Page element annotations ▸

________________________

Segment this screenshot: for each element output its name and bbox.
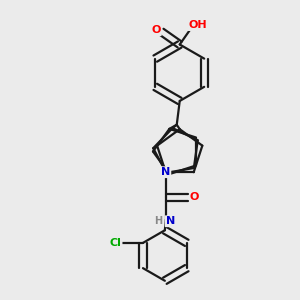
Text: Cl: Cl bbox=[110, 238, 122, 248]
Text: N: N bbox=[161, 167, 170, 177]
Text: O: O bbox=[152, 25, 161, 35]
Text: H: H bbox=[154, 216, 162, 226]
Text: N: N bbox=[166, 216, 175, 226]
Text: O: O bbox=[190, 193, 199, 202]
Text: OH: OH bbox=[188, 20, 207, 30]
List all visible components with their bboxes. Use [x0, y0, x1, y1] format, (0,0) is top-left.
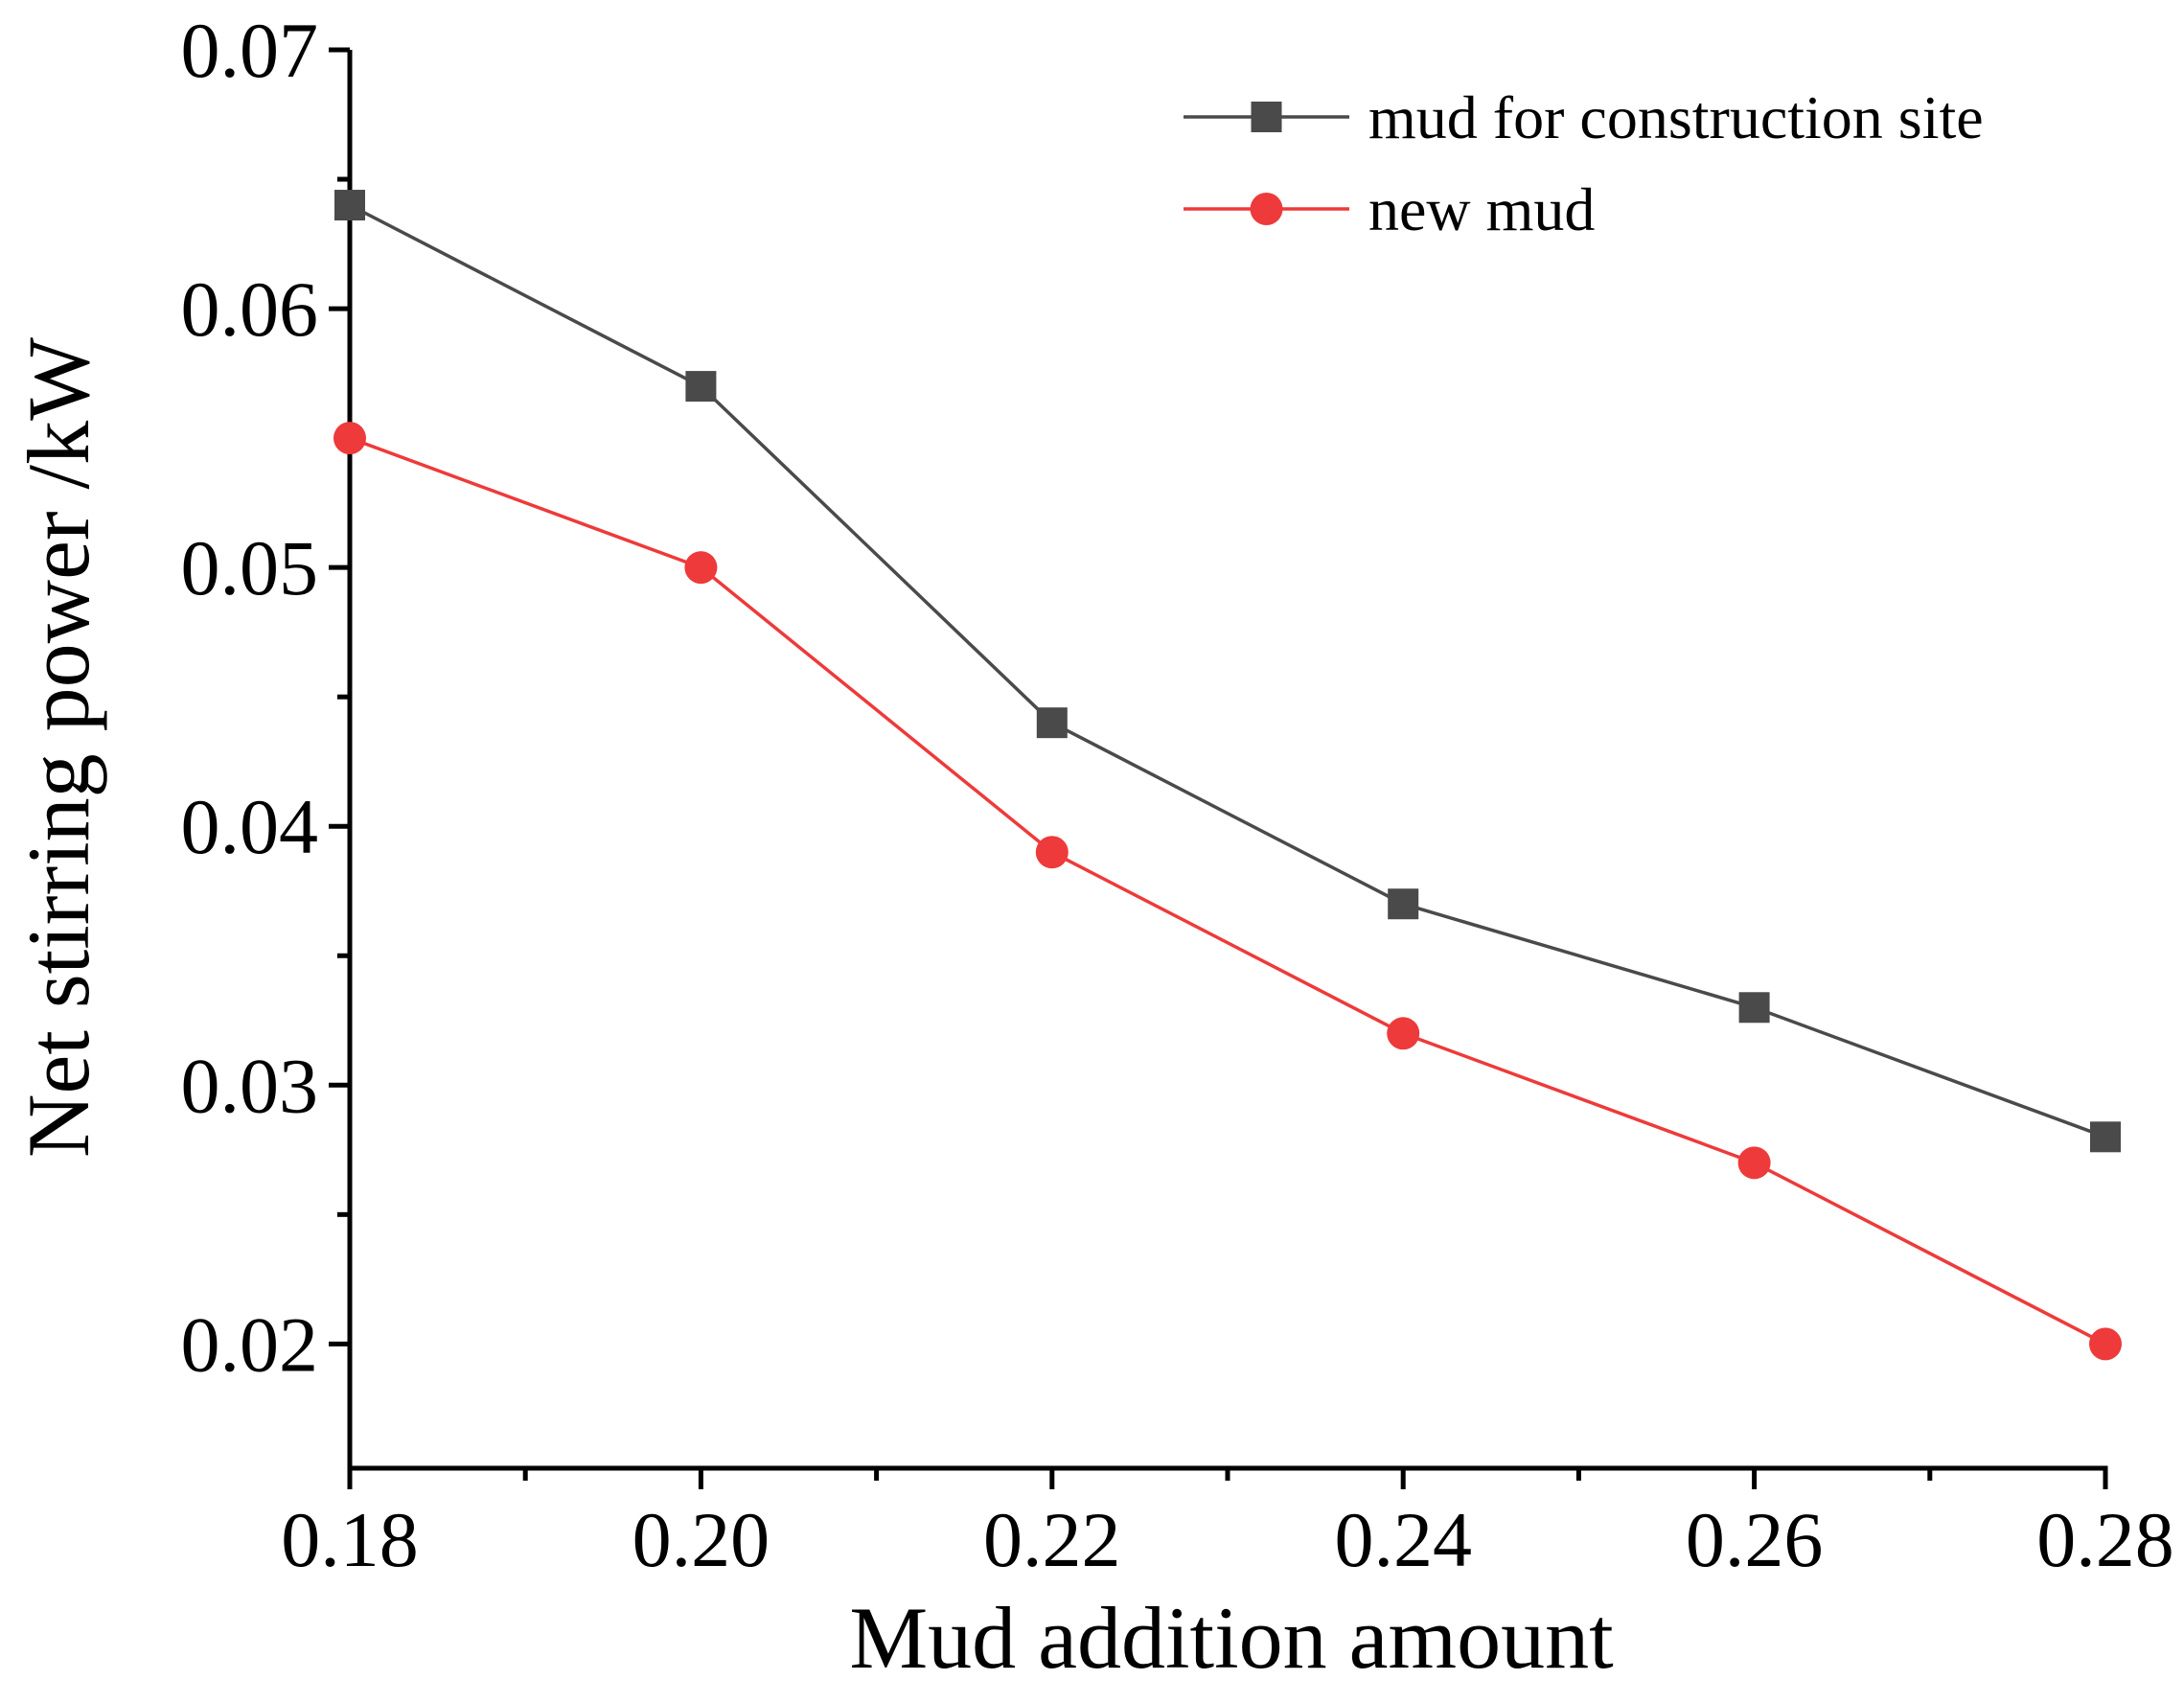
- x-tick-label: 0.20: [632, 1496, 770, 1583]
- data-point: [684, 551, 718, 585]
- y-tick-label: 0.05: [181, 524, 319, 611]
- data-point: [1737, 1146, 1771, 1180]
- data-point: [2090, 1121, 2121, 1153]
- y-tick-label: 0.07: [181, 7, 319, 94]
- x-tick-label: 0.28: [2036, 1496, 2174, 1583]
- x-tick-label: 0.18: [281, 1496, 419, 1583]
- series-layer: [333, 190, 2122, 1361]
- series-1: [334, 190, 2121, 1153]
- data-point: [1387, 1017, 1420, 1050]
- legend-label: mud for construction site: [1368, 83, 1984, 151]
- legend-marker: [1251, 102, 1282, 132]
- x-axis-title: Mud addition amount: [849, 1589, 1614, 1687]
- y-tick-label: 0.03: [181, 1042, 319, 1129]
- series-line: [349, 436, 2106, 1346]
- x-tick-label: 0.24: [1334, 1496, 1472, 1583]
- y-tick-label: 0.06: [181, 265, 319, 353]
- data-point: [1388, 888, 1419, 920]
- data-point: [333, 422, 366, 455]
- y-tick-label: 0.02: [181, 1300, 319, 1388]
- legend-item: new mud: [1184, 175, 1595, 243]
- data-point: [2089, 1327, 2122, 1361]
- legend-item: mud for construction site: [1184, 83, 1984, 151]
- x-tick-label: 0.22: [983, 1496, 1121, 1583]
- series-2: [333, 422, 2122, 1361]
- x-tick-label: 0.26: [1686, 1496, 1824, 1583]
- data-point: [334, 190, 365, 221]
- axes: 0.18 0.20 0.22 0.24 0.26 0.28 0.02 0.03 0.04 0.05…: [181, 7, 2174, 1583]
- legend-label: new mud: [1368, 175, 1595, 243]
- data-point: [1738, 992, 1770, 1024]
- data-point: [685, 371, 717, 403]
- data-point: [1035, 836, 1069, 869]
- legend: mud for construction site new mud: [1184, 83, 1984, 243]
- y-tick-label: 0.04: [181, 783, 319, 870]
- y-axis-title: Net stirring power /kW: [10, 337, 107, 1158]
- legend-marker: [1250, 193, 1283, 225]
- series-line: [349, 203, 2106, 1139]
- data-point: [1036, 707, 1068, 739]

________________________

TASK PROMPT ▸
Reproduce every line of the data above without any change, but omit the pictures.

EXERCISE ANSWER ▸
Segment this screenshot: for each element output its name and bbox.
Text: Cl: Cl bbox=[110, 238, 122, 248]
Text: N: N bbox=[161, 167, 170, 177]
Text: O: O bbox=[152, 25, 161, 35]
Text: H: H bbox=[154, 216, 162, 226]
Text: N: N bbox=[166, 216, 175, 226]
Text: O: O bbox=[190, 193, 199, 202]
Text: OH: OH bbox=[188, 20, 207, 30]
List all visible components with their bboxes. Use [x0, y0, x1, y1] format, (0,0) is top-left.
- x-tick-label: 0.20: [632, 1496, 770, 1583]
- data-point: [684, 551, 718, 585]
- y-tick-label: 0.05: [181, 524, 319, 611]
- data-point: [1737, 1146, 1771, 1180]
- data-point: [2090, 1121, 2121, 1153]
- y-tick-label: 0.07: [181, 7, 319, 94]
- x-tick-label: 0.28: [2036, 1496, 2174, 1583]
- x-tick-label: 0.18: [281, 1496, 419, 1583]
- series-layer: [333, 190, 2122, 1361]
- series-1: [334, 190, 2121, 1153]
- data-point: [1387, 1017, 1420, 1050]
- legend-label: mud for construction site: [1368, 83, 1984, 151]
- legend-marker: [1251, 102, 1282, 132]
- x-axis-title: Mud addition amount: [849, 1589, 1614, 1687]
- y-tick-label: 0.03: [181, 1042, 319, 1129]
- series-line: [349, 436, 2106, 1346]
- x-tick-label: 0.24: [1334, 1496, 1472, 1583]
- y-tick-label: 0.06: [181, 265, 319, 353]
- data-point: [1388, 888, 1419, 920]
- data-point: [333, 422, 366, 455]
- y-tick-label: 0.02: [181, 1300, 319, 1388]
- legend-item: new mud: [1184, 175, 1595, 243]
- data-point: [2089, 1327, 2122, 1361]
- legend-item: mud for construction site: [1184, 83, 1984, 151]
- x-tick-label: 0.22: [983, 1496, 1121, 1583]
- series-2: [333, 422, 2122, 1361]
- x-tick-label: 0.26: [1686, 1496, 1824, 1583]
- data-point: [334, 190, 365, 221]
- axes: 0.18 0.20 0.22 0.24 0.26 0.28 0.02 0.03 0.04 0.05…: [181, 7, 2174, 1583]
- legend-label: new mud: [1368, 175, 1595, 243]
- data-point: [1738, 992, 1770, 1024]
- data-point: [685, 371, 717, 403]
- data-point: [1035, 836, 1069, 869]
- legend: mud for construction site new mud: [1184, 83, 1984, 243]
- y-tick-label: 0.04: [181, 783, 319, 870]
- y-axis-title: Net stirring power /kW: [10, 337, 107, 1158]
- legend-marker: [1250, 193, 1283, 225]
- series-line: [349, 203, 2106, 1139]
- data-point: [1036, 707, 1068, 739]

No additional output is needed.